THE REQUEST.
Collect every line of the records below that contains the word "Inlandsumsatz".

INFORMATION SUPPLIED.

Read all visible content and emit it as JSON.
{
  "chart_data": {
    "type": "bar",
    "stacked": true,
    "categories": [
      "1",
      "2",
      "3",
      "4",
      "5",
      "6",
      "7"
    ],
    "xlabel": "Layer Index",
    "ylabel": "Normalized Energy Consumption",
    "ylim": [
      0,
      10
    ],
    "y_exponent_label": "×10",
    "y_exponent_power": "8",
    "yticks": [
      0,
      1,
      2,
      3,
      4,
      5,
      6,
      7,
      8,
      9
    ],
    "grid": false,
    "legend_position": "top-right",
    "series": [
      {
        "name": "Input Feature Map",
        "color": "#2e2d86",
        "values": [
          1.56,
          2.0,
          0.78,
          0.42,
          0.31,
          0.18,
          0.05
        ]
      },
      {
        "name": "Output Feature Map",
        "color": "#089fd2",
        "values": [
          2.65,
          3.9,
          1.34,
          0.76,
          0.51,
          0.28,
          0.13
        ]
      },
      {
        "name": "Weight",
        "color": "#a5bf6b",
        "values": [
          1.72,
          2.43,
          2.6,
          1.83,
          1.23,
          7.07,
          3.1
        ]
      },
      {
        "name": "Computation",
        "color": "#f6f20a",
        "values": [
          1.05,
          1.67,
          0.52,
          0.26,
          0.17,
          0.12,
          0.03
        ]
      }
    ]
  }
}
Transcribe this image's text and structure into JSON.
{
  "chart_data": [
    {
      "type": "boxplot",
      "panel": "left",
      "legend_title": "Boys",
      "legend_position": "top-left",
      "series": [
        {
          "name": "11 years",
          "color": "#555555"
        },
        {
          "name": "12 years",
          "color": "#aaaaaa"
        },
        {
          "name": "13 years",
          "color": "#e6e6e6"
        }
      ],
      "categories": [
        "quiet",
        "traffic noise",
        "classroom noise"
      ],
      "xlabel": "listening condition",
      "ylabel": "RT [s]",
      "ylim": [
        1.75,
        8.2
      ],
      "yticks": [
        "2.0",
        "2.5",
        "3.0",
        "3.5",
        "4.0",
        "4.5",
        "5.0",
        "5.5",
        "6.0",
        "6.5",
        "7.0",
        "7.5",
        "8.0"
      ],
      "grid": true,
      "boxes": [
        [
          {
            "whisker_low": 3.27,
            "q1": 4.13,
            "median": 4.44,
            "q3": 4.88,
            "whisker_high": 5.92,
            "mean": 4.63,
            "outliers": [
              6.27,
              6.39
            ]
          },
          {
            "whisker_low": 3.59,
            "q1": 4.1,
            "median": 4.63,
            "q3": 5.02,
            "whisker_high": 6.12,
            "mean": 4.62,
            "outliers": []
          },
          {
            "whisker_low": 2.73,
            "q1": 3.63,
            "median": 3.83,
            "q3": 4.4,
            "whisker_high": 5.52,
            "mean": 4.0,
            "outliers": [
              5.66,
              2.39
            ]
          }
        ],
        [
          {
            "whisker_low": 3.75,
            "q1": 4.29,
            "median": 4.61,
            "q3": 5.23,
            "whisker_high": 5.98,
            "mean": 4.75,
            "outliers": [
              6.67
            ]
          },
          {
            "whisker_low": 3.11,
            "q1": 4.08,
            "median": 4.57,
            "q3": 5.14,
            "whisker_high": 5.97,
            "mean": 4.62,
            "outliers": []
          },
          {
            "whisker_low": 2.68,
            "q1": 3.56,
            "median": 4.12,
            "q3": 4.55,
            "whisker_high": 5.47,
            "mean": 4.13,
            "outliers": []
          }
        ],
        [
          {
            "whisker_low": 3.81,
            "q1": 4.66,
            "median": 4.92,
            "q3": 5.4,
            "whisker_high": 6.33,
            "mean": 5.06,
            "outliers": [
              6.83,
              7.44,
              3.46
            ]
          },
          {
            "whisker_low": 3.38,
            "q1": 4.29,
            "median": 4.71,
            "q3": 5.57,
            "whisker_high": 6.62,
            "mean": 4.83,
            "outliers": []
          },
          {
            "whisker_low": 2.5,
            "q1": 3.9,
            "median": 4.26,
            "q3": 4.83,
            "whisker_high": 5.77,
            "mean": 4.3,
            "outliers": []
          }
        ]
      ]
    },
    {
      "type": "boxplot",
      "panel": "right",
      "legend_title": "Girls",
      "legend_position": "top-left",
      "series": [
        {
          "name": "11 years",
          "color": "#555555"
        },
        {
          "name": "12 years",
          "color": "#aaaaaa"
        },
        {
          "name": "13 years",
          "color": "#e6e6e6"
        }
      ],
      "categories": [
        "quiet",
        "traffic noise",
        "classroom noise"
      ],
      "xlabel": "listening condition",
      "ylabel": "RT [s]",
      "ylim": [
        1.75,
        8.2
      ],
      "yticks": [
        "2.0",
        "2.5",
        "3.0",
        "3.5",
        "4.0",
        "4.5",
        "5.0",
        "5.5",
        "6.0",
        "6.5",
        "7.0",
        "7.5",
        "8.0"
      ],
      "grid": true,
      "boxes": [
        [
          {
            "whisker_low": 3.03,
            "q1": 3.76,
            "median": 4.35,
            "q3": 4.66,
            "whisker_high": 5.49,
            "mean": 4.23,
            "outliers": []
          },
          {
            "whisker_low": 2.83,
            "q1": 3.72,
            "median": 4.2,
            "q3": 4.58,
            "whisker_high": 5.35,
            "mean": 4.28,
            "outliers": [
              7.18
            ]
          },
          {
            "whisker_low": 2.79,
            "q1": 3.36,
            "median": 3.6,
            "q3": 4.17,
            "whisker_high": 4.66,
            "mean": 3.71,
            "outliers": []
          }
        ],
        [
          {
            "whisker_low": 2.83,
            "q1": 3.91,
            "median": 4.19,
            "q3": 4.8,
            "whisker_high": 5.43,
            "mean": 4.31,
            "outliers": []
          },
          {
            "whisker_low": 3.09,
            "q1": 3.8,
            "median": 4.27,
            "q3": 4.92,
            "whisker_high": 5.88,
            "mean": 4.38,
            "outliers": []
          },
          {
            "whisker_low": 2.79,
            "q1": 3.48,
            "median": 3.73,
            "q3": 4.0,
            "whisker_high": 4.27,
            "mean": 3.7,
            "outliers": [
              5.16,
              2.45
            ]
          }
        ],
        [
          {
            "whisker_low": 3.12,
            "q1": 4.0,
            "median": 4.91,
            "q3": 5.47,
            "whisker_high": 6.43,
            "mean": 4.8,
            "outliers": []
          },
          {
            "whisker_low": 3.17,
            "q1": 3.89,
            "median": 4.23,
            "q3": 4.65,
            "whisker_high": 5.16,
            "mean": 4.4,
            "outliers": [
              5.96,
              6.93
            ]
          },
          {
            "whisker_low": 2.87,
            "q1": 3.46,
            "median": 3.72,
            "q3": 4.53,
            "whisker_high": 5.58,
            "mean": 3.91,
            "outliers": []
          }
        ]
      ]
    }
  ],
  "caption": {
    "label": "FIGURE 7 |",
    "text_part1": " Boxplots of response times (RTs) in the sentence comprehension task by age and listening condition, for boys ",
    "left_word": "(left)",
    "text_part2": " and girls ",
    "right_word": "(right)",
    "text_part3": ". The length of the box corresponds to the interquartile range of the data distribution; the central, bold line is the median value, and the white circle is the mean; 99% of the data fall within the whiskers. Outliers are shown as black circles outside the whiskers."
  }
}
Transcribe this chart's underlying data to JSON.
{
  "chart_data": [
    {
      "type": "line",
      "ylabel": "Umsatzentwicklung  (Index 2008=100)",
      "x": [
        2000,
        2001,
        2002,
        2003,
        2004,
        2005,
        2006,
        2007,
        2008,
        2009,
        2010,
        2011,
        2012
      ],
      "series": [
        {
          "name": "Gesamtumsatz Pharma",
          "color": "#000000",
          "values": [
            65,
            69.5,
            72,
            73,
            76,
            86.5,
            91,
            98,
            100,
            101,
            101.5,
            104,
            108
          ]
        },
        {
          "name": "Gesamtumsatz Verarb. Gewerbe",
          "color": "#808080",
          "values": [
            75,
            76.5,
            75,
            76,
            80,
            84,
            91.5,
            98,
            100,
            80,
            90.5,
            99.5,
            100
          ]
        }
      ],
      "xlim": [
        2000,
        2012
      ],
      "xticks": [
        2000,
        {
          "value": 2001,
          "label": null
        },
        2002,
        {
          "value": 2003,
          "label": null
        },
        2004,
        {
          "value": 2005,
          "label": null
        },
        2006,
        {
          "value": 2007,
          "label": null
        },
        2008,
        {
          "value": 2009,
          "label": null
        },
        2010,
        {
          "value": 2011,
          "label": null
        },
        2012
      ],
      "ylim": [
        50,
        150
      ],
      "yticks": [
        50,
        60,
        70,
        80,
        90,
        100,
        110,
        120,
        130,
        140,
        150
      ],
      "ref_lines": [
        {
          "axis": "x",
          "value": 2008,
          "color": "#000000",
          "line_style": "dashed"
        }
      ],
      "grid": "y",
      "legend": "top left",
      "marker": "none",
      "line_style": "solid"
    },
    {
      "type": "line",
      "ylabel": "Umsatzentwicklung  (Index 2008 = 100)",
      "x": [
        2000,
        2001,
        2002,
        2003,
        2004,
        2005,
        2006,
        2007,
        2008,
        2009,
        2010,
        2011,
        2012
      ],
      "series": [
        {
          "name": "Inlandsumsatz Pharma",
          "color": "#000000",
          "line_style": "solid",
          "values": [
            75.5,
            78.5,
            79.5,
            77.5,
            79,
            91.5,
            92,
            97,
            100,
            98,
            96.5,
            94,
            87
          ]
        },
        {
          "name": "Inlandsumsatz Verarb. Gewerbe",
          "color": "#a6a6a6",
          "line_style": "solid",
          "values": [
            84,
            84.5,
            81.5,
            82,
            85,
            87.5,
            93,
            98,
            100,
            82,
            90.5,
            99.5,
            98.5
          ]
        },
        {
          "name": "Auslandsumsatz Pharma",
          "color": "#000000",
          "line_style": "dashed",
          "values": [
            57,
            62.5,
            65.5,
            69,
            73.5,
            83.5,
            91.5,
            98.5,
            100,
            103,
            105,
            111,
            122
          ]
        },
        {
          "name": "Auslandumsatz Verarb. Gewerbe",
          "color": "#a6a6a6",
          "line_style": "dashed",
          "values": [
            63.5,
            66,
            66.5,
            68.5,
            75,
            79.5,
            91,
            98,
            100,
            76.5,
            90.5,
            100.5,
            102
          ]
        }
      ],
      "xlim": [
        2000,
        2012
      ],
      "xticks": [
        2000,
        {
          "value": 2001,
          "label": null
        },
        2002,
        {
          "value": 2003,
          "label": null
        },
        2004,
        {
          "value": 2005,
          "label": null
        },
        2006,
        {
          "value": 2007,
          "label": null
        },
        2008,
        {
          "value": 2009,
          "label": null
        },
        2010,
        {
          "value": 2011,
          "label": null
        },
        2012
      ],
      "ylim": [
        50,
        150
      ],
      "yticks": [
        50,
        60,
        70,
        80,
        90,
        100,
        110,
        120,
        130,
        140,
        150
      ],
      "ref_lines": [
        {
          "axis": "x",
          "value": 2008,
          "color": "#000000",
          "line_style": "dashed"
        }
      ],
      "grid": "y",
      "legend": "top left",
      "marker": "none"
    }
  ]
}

RESULT FOR THIS EXERCISE.
          "name": "Inlandsumsatz Pharma",
          "name": "Inlandsumsatz Verarb. Gewerbe",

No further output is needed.